Task statement
Render every line below as a numbered list, skipping any blank lines. Leave the pictures out of the answer.

[Annotated element entries]
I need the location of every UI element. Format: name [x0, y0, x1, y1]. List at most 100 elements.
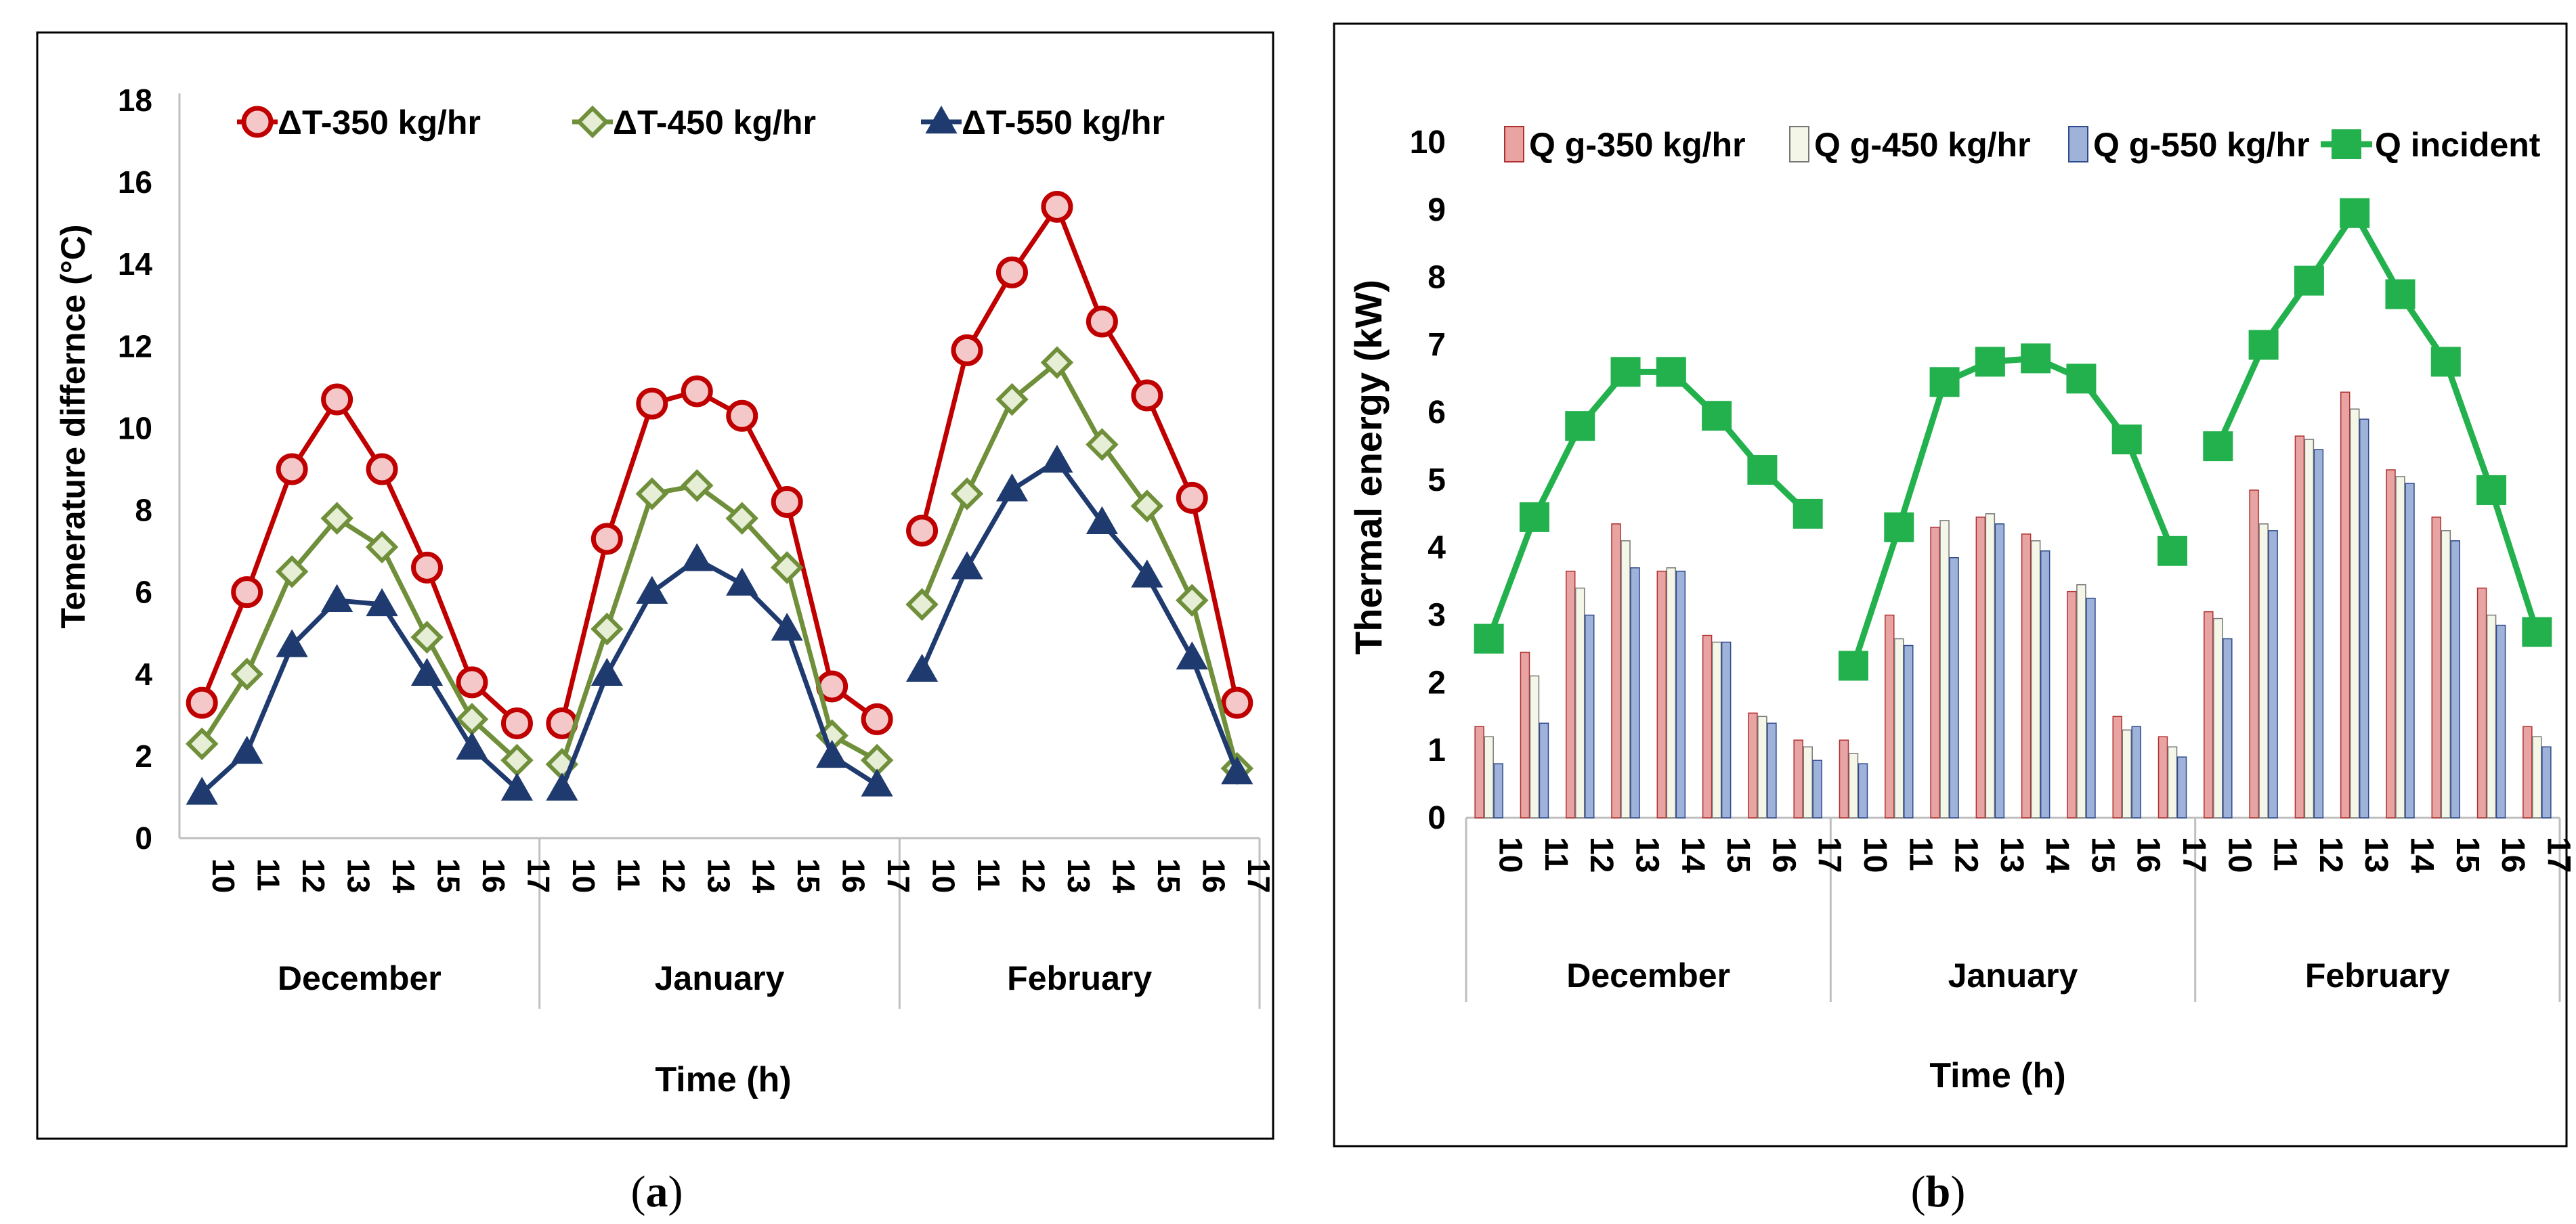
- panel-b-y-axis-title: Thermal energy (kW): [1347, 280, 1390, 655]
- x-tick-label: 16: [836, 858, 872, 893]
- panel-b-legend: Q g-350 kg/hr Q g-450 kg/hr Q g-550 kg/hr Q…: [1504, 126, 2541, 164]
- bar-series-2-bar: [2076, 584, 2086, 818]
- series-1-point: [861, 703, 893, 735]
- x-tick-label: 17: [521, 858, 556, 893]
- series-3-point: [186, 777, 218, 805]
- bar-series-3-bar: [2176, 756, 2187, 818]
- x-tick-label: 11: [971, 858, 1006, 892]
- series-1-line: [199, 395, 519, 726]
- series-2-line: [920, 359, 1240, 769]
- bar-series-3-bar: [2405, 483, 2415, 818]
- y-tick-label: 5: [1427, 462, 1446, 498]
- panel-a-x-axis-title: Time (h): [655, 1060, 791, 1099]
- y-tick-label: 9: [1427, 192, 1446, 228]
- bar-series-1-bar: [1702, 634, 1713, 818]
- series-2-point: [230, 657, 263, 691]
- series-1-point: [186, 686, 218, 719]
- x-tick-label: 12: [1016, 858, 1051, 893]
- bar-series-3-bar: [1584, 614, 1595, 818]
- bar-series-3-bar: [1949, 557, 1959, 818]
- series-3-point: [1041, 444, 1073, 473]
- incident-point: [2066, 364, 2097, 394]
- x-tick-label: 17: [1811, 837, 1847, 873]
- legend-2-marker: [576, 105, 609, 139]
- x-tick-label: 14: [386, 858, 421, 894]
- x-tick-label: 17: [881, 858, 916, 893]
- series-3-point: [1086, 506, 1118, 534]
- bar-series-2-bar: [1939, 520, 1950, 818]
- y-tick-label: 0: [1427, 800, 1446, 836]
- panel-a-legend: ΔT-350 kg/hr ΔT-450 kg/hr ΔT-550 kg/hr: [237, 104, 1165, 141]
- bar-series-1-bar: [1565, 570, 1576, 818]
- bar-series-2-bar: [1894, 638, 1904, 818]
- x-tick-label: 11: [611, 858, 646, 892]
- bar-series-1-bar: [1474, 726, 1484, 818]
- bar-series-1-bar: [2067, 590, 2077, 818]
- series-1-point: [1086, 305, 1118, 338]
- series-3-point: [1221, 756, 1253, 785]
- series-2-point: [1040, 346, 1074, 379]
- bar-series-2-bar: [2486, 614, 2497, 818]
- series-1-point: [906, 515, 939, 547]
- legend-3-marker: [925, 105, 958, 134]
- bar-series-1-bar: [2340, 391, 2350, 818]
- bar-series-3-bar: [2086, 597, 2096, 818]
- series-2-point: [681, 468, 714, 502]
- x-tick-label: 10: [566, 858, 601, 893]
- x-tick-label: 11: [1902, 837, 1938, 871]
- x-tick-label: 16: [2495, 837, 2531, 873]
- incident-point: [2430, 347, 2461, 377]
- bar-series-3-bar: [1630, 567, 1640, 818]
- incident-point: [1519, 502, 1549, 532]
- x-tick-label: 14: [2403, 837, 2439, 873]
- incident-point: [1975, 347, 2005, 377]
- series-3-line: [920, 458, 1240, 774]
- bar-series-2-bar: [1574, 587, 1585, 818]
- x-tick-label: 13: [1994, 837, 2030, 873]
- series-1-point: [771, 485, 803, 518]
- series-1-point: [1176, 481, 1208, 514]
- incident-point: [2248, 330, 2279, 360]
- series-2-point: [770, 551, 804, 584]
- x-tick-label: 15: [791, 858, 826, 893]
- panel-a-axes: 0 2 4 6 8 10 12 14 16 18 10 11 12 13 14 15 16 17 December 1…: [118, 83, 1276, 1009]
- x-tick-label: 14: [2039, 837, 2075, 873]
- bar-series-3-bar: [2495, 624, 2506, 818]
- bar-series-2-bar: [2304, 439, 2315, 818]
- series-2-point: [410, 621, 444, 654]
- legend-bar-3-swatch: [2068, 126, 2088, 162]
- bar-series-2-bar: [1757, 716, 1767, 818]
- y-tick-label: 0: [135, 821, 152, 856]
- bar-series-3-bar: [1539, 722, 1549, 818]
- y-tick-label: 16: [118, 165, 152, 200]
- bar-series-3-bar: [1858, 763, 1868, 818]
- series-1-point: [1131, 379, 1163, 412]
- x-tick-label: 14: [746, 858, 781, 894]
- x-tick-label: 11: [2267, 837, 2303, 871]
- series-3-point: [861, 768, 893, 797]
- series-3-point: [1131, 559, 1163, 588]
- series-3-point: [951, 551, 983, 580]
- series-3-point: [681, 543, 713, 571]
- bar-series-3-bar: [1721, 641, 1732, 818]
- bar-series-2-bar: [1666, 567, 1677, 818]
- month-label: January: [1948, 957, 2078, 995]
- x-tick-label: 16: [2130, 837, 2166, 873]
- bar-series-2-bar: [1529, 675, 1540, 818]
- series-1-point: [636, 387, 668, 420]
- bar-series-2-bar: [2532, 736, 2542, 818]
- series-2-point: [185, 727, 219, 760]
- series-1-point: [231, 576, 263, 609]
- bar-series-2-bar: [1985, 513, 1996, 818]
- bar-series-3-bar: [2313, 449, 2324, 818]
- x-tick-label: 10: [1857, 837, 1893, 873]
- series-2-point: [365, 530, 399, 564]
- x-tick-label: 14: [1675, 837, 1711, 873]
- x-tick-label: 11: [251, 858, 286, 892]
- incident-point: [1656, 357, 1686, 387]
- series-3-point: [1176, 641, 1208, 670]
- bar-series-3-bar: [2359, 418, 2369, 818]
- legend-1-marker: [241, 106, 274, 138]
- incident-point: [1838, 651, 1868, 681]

Full response
1. I need the location of every UI element. Format: name [x0, y0, x1, y1]. List at most 100 elements.
2. - panel-b-y-axis-title: Thermal energy (kW): [1347, 280, 1390, 655]
3. - x-tick-label: 16: [836, 858, 872, 893]
4. - panel-b-legend: Q g-350 kg/hr Q g-450 kg/hr Q g-550 kg/hr Q…: [1504, 126, 2541, 164]
5. - bar-series-2-bar: [2076, 584, 2086, 818]
6. - series-1-point: [861, 703, 893, 735]
7. - x-tick-label: 17: [521, 858, 556, 893]
8. - series-3-point: [186, 777, 218, 805]
9. - bar-series-3-bar: [2176, 756, 2187, 818]
10. - x-tick-label: 11: [971, 858, 1006, 892]
11. - series-1-line: [199, 395, 519, 726]
12. - series-2-line: [920, 359, 1240, 769]
13. - bar-series-3-bar: [2405, 483, 2415, 818]
14. - y-tick-label: 5: [1427, 462, 1446, 498]
15. - panel-a-x-axis-title: Time (h): [655, 1060, 791, 1099]
16. - y-tick-label: 9: [1427, 192, 1446, 228]
17. - bar-series-1-bar: [1702, 634, 1713, 818]
18. - series-2-point: [230, 657, 263, 691]
19. - series-1-point: [186, 686, 218, 719]
20. - x-tick-label: 12: [1016, 858, 1051, 893]
21. - bar-series-3-bar: [1584, 614, 1595, 818]
22. - bar-series-3-bar: [1949, 557, 1959, 818]
23. - series-3-point: [1041, 444, 1073, 473]
24. - incident-point: [2066, 364, 2097, 394]
25. - x-tick-label: 17: [1811, 837, 1847, 873]
26. - legend-2-marker: [576, 105, 609, 139]
27. - x-tick-label: 14: [386, 858, 421, 894]
28. - x-tick-label: 17: [881, 858, 916, 893]
29. - series-3-point: [1086, 506, 1118, 534]
30. - bar-series-2-bar: [1939, 520, 1950, 818]
31. - y-tick-label: 0: [1427, 800, 1446, 836]
32. - panel-a-legend: ΔT-350 kg/hr ΔT-450 kg/hr ΔT-550 kg/hr: [237, 104, 1165, 141]
33. - bar-series-1-bar: [1565, 570, 1576, 818]
34. - bar-series-2-bar: [1894, 638, 1904, 818]
35. - x-tick-label: 11: [611, 858, 646, 892]
36. - bar-series-1-bar: [1474, 726, 1484, 818]
37. - bar-series-1-bar: [2067, 590, 2077, 818]
38. - series-1-point: [1086, 305, 1118, 338]
39. - series-3-point: [1221, 756, 1253, 785]
40. - series-2-point: [1040, 346, 1074, 379]
41. - bar-series-2-bar: [2486, 614, 2497, 818]
42. - series-1-point: [906, 515, 939, 547]
43. - legend-3-marker: [925, 105, 958, 134]
44. - bar-series-1-bar: [2340, 391, 2350, 818]
45. - bar-series-3-bar: [2086, 597, 2096, 818]
46. - series-2-point: [681, 468, 714, 502]
47. - x-tick-label: 10: [566, 858, 601, 893]
48. - x-tick-label: 11: [1902, 837, 1938, 871]
49. - x-tick-label: 16: [2495, 837, 2531, 873]
50. - incident-point: [2430, 347, 2461, 377]
51. - bar-series-3-bar: [1630, 567, 1640, 818]
52. - incident-point: [1519, 502, 1549, 532]
53. - x-tick-label: 14: [2403, 837, 2439, 873]
54. - incident-point: [1975, 347, 2005, 377]
55. - series-3-line: [920, 458, 1240, 774]
56. - bar-series-2-bar: [1574, 587, 1585, 818]
57. - x-tick-label: 13: [1994, 837, 2030, 873]
58. - series-1-point: [771, 485, 803, 518]
59. - series-1-point: [1176, 481, 1208, 514]
60. - incident-point: [2248, 330, 2279, 360]
61. - series-2-point: [770, 551, 804, 584]
62. - x-tick-label: 15: [791, 858, 826, 893]
63. - panel-a-axes: 0 2 4 6 8 10 12 14 16 18 10 11 12 13 14 15 16 17 December 1…: [118, 83, 1276, 1009]
64. - x-tick-label: 14: [2039, 837, 2075, 873]
65. - bar-series-3-bar: [2495, 624, 2506, 818]
66. - bar-series-2-bar: [2304, 439, 2315, 818]
67. - series-2-point: [410, 621, 444, 654]
68. - legend-bar-3-swatch: [2068, 126, 2088, 162]
69. - bar-series-2-bar: [1757, 716, 1767, 818]
70. - y-tick-label: 0: [135, 821, 152, 856]
71. - bar-series-3-bar: [1539, 722, 1549, 818]
72. - y-tick-label: 16: [118, 165, 152, 200]
73. - bar-series-3-bar: [1858, 763, 1868, 818]
74. - series-1-point: [1131, 379, 1163, 412]
75. - x-tick-label: 14: [746, 858, 781, 894]
76. - x-tick-label: 11: [2267, 837, 2303, 871]
77. - series-3-point: [861, 768, 893, 797]
78. - series-3-point: [1131, 559, 1163, 588]
79. - series-3-point: [951, 551, 983, 580]
80. - series-3-point: [681, 543, 713, 571]
81. - bar-series-3-bar: [1721, 641, 1732, 818]
82. - bar-series-2-bar: [1666, 567, 1677, 818]
83. - month-label: January: [1948, 957, 2078, 995]
84. - x-tick-label: 16: [2130, 837, 2166, 873]
85. - bar-series-2-bar: [1529, 675, 1540, 818]
86. - series-1-point: [636, 387, 668, 420]
87. - bar-series-2-bar: [2532, 736, 2542, 818]
88. - series-2-point: [185, 727, 219, 760]
89. - series-1-point: [231, 576, 263, 609]
90. - bar-series-2-bar: [1985, 513, 1996, 818]
91. - bar-series-3-bar: [2313, 449, 2324, 818]
92. - x-tick-label: 10: [1857, 837, 1893, 873]
93. - series-2-point: [365, 530, 399, 564]
94. - x-tick-label: 14: [1675, 837, 1711, 873]
95. - x-tick-label: 11: [251, 858, 286, 892]
96. - incident-point: [1656, 357, 1686, 387]
97. - series-3-point: [1176, 641, 1208, 670]
98. - bar-series-3-bar: [2359, 418, 2369, 818]
99. - legend-1-marker: [241, 106, 274, 138]
100. - incident-point: [1838, 651, 1868, 681]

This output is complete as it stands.